--- ENTRIES ---
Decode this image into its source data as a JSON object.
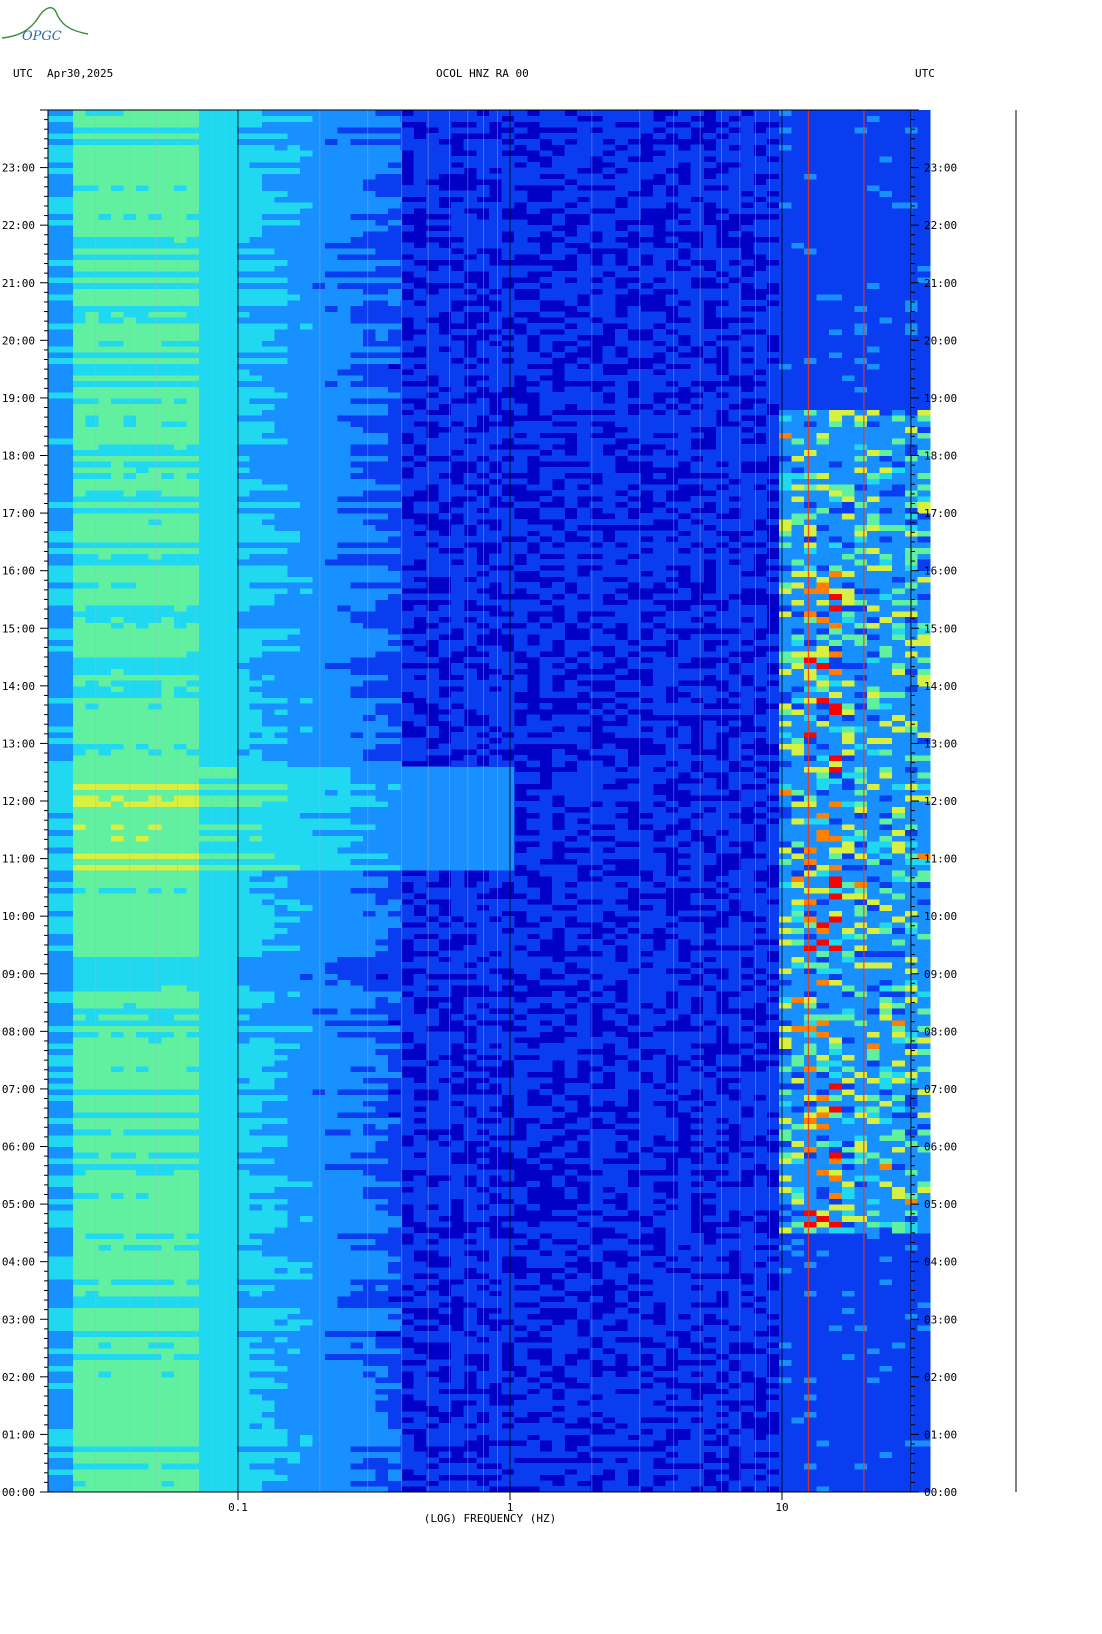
{
  "logo_text": "OPGC",
  "header": {
    "left_utc": "UTC",
    "date": "Apr30,2025",
    "station": "OCOL HNZ RA 00",
    "right_utc": "UTC"
  },
  "chart_data": {
    "type": "heatmap",
    "title": "OCOL HNZ RA 00",
    "xlabel": "(LOG) FREQUENCY (HZ)",
    "ylabel": "UTC",
    "x_scale": "log",
    "xlim": [
      0.02,
      35
    ],
    "x_ticks": [
      0.1,
      1,
      10
    ],
    "x_tick_labels": [
      "0.1",
      "1",
      "10"
    ],
    "ylim_hours": [
      0,
      24
    ],
    "y_tick_labels": [
      "00:00",
      "01:00",
      "02:00",
      "03:00",
      "04:00",
      "05:00",
      "06:00",
      "07:00",
      "08:00",
      "09:00",
      "10:00",
      "11:00",
      "12:00",
      "13:00",
      "14:00",
      "15:00",
      "16:00",
      "17:00",
      "18:00",
      "19:00",
      "20:00",
      "21:00",
      "22:00",
      "23:00"
    ],
    "colormap": [
      "#0000c8",
      "#0a3cf0",
      "#1890ff",
      "#20d8f0",
      "#60f0a0",
      "#d8f040",
      "#ff8000",
      "#ff0000"
    ],
    "energetic_bands": [
      {
        "hz_range": [
          0.02,
          0.1
        ],
        "level": "high"
      },
      {
        "hz_range": [
          0.2,
          0.5
        ],
        "level": "moderate",
        "hours": [
          10.8,
          12.6
        ]
      },
      {
        "hz_range": [
          10,
          30
        ],
        "level": "high",
        "hours": [
          4.5,
          18.8
        ]
      }
    ],
    "red_lines_hz": [
      12.5,
      20
    ]
  }
}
---
Wherever the string "level" appears in the entries above, list that line.

        "level": "high"
        "level": "moderate",
        "level": "high",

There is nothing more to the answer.